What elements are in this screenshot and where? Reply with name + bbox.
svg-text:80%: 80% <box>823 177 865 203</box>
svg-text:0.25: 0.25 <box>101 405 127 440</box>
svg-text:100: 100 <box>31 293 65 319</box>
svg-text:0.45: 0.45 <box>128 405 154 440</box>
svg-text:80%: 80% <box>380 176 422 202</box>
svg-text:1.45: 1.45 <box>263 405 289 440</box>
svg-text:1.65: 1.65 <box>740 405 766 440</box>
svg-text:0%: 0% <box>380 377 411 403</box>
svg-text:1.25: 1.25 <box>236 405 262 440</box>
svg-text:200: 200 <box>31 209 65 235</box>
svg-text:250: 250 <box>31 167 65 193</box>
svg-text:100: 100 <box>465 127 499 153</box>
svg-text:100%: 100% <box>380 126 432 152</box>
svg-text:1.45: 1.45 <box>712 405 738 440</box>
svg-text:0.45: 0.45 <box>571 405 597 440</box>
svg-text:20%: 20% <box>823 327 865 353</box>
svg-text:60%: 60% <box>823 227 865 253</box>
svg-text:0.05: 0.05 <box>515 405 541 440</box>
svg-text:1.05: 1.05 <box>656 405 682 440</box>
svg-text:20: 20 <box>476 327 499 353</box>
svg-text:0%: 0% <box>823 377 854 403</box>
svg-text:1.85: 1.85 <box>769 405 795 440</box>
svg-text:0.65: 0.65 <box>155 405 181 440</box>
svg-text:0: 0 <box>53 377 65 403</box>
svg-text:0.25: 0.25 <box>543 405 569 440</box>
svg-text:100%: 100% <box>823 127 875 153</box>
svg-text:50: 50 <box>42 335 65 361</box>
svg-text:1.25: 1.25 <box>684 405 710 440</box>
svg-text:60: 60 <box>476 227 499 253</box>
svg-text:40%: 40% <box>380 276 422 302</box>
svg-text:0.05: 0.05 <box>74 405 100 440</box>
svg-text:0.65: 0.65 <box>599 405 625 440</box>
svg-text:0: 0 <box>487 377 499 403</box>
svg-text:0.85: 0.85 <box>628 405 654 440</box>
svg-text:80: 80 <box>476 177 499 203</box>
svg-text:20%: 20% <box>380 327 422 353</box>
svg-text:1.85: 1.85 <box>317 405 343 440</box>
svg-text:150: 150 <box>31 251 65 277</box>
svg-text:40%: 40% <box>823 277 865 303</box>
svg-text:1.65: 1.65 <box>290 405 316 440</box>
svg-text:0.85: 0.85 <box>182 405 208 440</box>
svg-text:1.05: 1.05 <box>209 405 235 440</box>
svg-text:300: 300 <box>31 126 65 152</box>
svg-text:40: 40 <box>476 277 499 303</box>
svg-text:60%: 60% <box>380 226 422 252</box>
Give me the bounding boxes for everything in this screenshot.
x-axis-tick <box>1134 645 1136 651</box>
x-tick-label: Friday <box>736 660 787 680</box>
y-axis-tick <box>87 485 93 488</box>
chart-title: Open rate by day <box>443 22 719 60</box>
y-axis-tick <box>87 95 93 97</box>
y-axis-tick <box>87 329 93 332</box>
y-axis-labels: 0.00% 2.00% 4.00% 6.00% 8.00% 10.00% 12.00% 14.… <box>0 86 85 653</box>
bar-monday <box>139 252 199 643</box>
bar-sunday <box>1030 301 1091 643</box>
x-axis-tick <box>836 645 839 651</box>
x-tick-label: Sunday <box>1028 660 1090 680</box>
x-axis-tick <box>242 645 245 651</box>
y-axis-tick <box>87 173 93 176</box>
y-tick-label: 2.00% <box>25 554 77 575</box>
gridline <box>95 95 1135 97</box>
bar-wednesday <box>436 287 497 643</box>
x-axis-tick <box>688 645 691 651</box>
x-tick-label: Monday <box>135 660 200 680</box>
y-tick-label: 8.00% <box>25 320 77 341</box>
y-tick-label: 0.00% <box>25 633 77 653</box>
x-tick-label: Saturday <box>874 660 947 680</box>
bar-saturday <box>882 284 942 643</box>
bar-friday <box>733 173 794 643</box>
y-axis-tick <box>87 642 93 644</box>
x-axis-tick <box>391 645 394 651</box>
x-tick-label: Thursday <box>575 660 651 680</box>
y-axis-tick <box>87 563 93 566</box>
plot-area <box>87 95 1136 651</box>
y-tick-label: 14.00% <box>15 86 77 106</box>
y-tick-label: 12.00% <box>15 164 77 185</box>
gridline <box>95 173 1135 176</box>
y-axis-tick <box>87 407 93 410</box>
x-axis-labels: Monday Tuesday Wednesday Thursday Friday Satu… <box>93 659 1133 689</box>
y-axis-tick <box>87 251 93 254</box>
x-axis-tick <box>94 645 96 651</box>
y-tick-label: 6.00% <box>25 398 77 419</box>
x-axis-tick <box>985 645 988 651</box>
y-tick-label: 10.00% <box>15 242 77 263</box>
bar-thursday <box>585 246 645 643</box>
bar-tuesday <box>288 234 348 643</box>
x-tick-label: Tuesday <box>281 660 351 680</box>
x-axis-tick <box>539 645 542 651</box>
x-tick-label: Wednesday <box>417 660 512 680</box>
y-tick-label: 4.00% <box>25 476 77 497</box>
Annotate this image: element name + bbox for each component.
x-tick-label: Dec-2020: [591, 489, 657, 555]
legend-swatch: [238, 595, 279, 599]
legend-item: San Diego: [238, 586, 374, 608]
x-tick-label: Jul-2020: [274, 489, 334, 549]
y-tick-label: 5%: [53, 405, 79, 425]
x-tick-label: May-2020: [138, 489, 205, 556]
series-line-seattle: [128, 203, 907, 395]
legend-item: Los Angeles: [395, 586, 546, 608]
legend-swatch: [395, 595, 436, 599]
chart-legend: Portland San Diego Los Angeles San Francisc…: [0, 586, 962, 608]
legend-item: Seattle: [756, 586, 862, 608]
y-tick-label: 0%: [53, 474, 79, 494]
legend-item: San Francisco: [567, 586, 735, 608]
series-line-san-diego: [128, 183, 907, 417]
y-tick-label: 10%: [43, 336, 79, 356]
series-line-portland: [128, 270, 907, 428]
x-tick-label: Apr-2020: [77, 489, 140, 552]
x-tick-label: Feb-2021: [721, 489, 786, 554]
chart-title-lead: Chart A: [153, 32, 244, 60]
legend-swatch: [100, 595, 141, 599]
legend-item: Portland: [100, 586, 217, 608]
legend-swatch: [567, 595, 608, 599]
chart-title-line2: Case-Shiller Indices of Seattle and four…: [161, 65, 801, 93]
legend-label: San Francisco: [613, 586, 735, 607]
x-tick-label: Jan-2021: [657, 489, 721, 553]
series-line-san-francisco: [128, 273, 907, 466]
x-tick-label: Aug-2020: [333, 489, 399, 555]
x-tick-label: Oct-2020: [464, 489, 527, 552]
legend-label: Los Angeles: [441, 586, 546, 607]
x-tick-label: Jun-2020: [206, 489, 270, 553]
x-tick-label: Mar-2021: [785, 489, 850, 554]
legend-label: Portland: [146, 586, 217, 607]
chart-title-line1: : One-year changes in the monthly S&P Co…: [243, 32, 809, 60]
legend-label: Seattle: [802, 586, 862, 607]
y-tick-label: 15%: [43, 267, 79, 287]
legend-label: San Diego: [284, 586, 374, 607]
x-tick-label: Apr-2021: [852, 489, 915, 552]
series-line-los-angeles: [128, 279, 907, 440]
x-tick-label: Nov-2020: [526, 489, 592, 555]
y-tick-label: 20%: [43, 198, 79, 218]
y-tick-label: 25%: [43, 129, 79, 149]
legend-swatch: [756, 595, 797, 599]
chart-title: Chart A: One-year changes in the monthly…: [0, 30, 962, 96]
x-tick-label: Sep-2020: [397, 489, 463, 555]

▬▬▬

* _Instructions for the task_: Reproduce every one of the records above verbatim, line for line, with no changes.

* _Answer to the task_:
What elements are in this screenshot and where? Reply with name + bbox.
svg-text:80%: 80% <box>823 177 865 203</box>
svg-text:0.25: 0.25 <box>101 405 127 440</box>
svg-text:100: 100 <box>31 293 65 319</box>
svg-text:0.45: 0.45 <box>128 405 154 440</box>
svg-text:80%: 80% <box>380 176 422 202</box>
svg-text:1.45: 1.45 <box>263 405 289 440</box>
svg-text:1.65: 1.65 <box>740 405 766 440</box>
svg-text:0%: 0% <box>380 377 411 403</box>
svg-text:1.25: 1.25 <box>236 405 262 440</box>
svg-text:200: 200 <box>31 209 65 235</box>
svg-text:250: 250 <box>31 167 65 193</box>
svg-text:100: 100 <box>465 127 499 153</box>
svg-text:100%: 100% <box>380 126 432 152</box>
svg-text:1.45: 1.45 <box>712 405 738 440</box>
svg-text:0.45: 0.45 <box>571 405 597 440</box>
svg-text:20%: 20% <box>823 327 865 353</box>
svg-text:60%: 60% <box>823 227 865 253</box>
svg-text:0.05: 0.05 <box>515 405 541 440</box>
svg-text:1.05: 1.05 <box>656 405 682 440</box>
svg-text:20: 20 <box>476 327 499 353</box>
svg-text:0%: 0% <box>823 377 854 403</box>
svg-text:1.85: 1.85 <box>769 405 795 440</box>
svg-text:0.65: 0.65 <box>155 405 181 440</box>
svg-text:0: 0 <box>53 377 65 403</box>
svg-text:0.25: 0.25 <box>543 405 569 440</box>
svg-text:100%: 100% <box>823 127 875 153</box>
svg-text:50: 50 <box>42 335 65 361</box>
svg-text:1.25: 1.25 <box>684 405 710 440</box>
svg-text:60: 60 <box>476 227 499 253</box>
svg-text:40%: 40% <box>380 276 422 302</box>
svg-text:0.05: 0.05 <box>74 405 100 440</box>
svg-text:0.65: 0.65 <box>599 405 625 440</box>
svg-text:0: 0 <box>487 377 499 403</box>
svg-text:0.85: 0.85 <box>628 405 654 440</box>
svg-text:80: 80 <box>476 177 499 203</box>
svg-text:20%: 20% <box>380 327 422 353</box>
svg-text:1.85: 1.85 <box>317 405 343 440</box>
svg-text:150: 150 <box>31 251 65 277</box>
svg-text:40%: 40% <box>823 277 865 303</box>
svg-text:1.65: 1.65 <box>290 405 316 440</box>
svg-text:0.85: 0.85 <box>182 405 208 440</box>
svg-text:1.05: 1.05 <box>209 405 235 440</box>
svg-text:300: 300 <box>31 126 65 152</box>
svg-text:40: 40 <box>476 277 499 303</box>
svg-text:60%: 60% <box>380 226 422 252</box>
Give me the bounding boxes for everything in this screenshot.
x-axis-tick <box>1134 645 1136 651</box>
x-tick-label: Friday <box>736 660 787 680</box>
y-axis-tick <box>87 485 93 488</box>
chart-title: Open rate by day <box>443 22 719 60</box>
y-axis-tick <box>87 95 93 97</box>
y-axis-tick <box>87 329 93 332</box>
y-axis-labels: 0.00% 2.00% 4.00% 6.00% 8.00% 10.00% 12.00% 14.… <box>0 86 85 653</box>
bar-monday <box>139 252 199 643</box>
bar-sunday <box>1030 301 1091 643</box>
x-axis-tick <box>836 645 839 651</box>
x-tick-label: Sunday <box>1028 660 1090 680</box>
x-axis-tick <box>242 645 245 651</box>
y-axis-tick <box>87 173 93 176</box>
y-tick-label: 2.00% <box>25 554 77 575</box>
gridline <box>95 95 1135 97</box>
bar-wednesday <box>436 287 497 643</box>
x-axis-tick <box>688 645 691 651</box>
x-tick-label: Monday <box>135 660 200 680</box>
y-tick-label: 8.00% <box>25 320 77 341</box>
y-tick-label: 0.00% <box>25 633 77 653</box>
x-tick-label: Saturday <box>874 660 947 680</box>
bar-saturday <box>882 284 942 643</box>
bar-friday <box>733 173 794 643</box>
y-axis-tick <box>87 642 93 644</box>
x-axis-tick <box>391 645 394 651</box>
x-tick-label: Thursday <box>575 660 651 680</box>
y-axis-tick <box>87 563 93 566</box>
plot-area <box>87 95 1136 651</box>
y-tick-label: 14.00% <box>15 86 77 106</box>
y-tick-label: 12.00% <box>15 164 77 185</box>
gridline <box>95 173 1135 176</box>
y-axis-tick <box>87 407 93 410</box>
x-axis-labels: Monday Tuesday Wednesday Thursday Friday Satu… <box>93 659 1133 689</box>
y-axis-tick <box>87 251 93 254</box>
x-axis-tick <box>94 645 96 651</box>
y-tick-label: 6.00% <box>25 398 77 419</box>
x-axis-tick <box>985 645 988 651</box>
y-tick-label: 10.00% <box>15 242 77 263</box>
bar-thursday <box>585 246 645 643</box>
bar-tuesday <box>288 234 348 643</box>
x-tick-label: Tuesday <box>281 660 351 680</box>
x-axis-tick <box>539 645 542 651</box>
x-tick-label: Wednesday <box>417 660 512 680</box>
y-tick-label: 4.00% <box>25 476 77 497</box>
Annotate this image: element name + bbox for each component.
x-tick-label: Dec-2020: [591, 489, 657, 555]
legend-swatch: [238, 595, 279, 599]
legend-item: San Diego: [238, 586, 374, 608]
x-tick-label: Jul-2020: [274, 489, 334, 549]
y-tick-label: 5%: [53, 405, 79, 425]
x-tick-label: May-2020: [138, 489, 205, 556]
series-line-seattle: [128, 203, 907, 395]
legend-item: Los Angeles: [395, 586, 546, 608]
legend-swatch: [395, 595, 436, 599]
chart-legend: Portland San Diego Los Angeles San Francisc…: [0, 586, 962, 608]
legend-item: Seattle: [756, 586, 862, 608]
y-tick-label: 0%: [53, 474, 79, 494]
legend-item: San Francisco: [567, 586, 735, 608]
series-line-san-diego: [128, 183, 907, 417]
y-tick-label: 10%: [43, 336, 79, 356]
series-line-portland: [128, 270, 907, 428]
x-tick-label: Apr-2020: [77, 489, 140, 552]
x-tick-label: Feb-2021: [721, 489, 786, 554]
chart-title-lead: Chart A: [153, 32, 244, 60]
legend-swatch: [100, 595, 141, 599]
legend-item: Portland: [100, 586, 217, 608]
legend-swatch: [567, 595, 608, 599]
chart-title-line2: Case-Shiller Indices of Seattle and four…: [161, 65, 801, 93]
legend-label: San Francisco: [613, 586, 735, 607]
x-tick-label: Jan-2021: [657, 489, 721, 553]
series-line-san-francisco: [128, 273, 907, 466]
x-tick-label: Aug-2020: [333, 489, 399, 555]
x-tick-label: Oct-2020: [464, 489, 527, 552]
legend-label: Los Angeles: [441, 586, 546, 607]
x-tick-label: Jun-2020: [206, 489, 270, 553]
x-tick-label: Mar-2021: [785, 489, 850, 554]
legend-label: Portland: [146, 586, 217, 607]
chart-title-line1: : One-year changes in the monthly S&P Co…: [243, 32, 809, 60]
legend-label: Seattle: [802, 586, 862, 607]
y-tick-label: 15%: [43, 267, 79, 287]
legend-label: San Diego: [284, 586, 374, 607]
x-tick-label: Apr-2021: [852, 489, 915, 552]
series-line-los-angeles: [128, 279, 907, 440]
x-tick-label: Nov-2020: [526, 489, 592, 555]
y-tick-label: 20%: [43, 198, 79, 218]
y-tick-label: 25%: [43, 129, 79, 149]
legend-swatch: [756, 595, 797, 599]
chart-title: Chart A: One-year changes in the monthly…: [0, 30, 962, 96]
x-tick-label: Sep-2020: [397, 489, 463, 555]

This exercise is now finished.